## Your goal:
Return every line below in which "What" appears.

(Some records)

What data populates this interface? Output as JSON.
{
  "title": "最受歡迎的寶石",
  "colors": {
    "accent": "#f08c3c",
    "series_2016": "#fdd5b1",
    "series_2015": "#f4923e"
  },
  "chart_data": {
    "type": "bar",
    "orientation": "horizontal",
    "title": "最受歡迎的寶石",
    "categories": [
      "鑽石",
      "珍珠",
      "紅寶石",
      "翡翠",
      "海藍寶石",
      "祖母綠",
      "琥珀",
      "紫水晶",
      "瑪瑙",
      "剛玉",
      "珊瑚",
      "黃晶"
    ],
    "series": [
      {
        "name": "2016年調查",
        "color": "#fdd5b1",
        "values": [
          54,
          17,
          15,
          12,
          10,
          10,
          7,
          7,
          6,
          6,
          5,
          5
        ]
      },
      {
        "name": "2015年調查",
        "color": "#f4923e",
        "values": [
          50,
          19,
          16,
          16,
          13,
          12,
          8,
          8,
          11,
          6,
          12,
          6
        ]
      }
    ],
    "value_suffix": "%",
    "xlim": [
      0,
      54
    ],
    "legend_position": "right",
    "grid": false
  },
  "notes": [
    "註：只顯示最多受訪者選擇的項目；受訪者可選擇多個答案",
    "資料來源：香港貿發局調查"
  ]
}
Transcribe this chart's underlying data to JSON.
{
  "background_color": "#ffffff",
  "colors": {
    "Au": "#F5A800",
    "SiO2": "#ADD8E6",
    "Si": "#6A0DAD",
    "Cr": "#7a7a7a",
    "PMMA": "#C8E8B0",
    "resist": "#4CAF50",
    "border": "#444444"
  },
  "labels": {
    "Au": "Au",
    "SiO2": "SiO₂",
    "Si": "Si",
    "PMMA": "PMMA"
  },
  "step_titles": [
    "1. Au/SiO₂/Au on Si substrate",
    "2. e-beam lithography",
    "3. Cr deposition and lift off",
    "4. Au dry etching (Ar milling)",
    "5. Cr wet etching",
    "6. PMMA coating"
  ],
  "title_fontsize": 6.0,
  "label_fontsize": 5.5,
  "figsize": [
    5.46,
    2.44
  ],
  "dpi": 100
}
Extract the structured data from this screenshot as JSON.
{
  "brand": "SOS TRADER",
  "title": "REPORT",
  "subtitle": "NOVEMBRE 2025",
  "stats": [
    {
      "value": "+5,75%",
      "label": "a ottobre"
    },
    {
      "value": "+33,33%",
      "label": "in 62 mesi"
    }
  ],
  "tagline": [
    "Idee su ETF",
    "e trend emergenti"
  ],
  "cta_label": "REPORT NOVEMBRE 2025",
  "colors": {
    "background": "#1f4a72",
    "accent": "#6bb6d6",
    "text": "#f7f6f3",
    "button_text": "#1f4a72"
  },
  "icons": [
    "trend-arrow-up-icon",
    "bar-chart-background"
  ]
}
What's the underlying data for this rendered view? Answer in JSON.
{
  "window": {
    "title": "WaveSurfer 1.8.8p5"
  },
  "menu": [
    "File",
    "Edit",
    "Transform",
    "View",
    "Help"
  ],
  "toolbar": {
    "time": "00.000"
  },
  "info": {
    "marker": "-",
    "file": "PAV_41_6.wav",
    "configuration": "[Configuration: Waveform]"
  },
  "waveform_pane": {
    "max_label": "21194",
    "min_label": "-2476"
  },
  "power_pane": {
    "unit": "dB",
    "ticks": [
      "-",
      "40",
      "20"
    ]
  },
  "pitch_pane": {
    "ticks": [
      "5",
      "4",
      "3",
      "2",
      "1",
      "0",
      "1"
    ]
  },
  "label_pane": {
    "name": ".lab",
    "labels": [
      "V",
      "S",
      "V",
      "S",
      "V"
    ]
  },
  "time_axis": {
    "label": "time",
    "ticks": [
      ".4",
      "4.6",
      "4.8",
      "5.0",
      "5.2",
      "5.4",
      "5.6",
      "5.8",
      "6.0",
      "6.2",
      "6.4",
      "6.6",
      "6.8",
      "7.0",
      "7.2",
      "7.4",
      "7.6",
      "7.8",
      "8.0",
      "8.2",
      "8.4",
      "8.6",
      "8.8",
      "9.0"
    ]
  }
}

## Reply to the task:
What data populates this interface? Output as JSON.
What's the underlying data for this rendered view? Answer in JSON.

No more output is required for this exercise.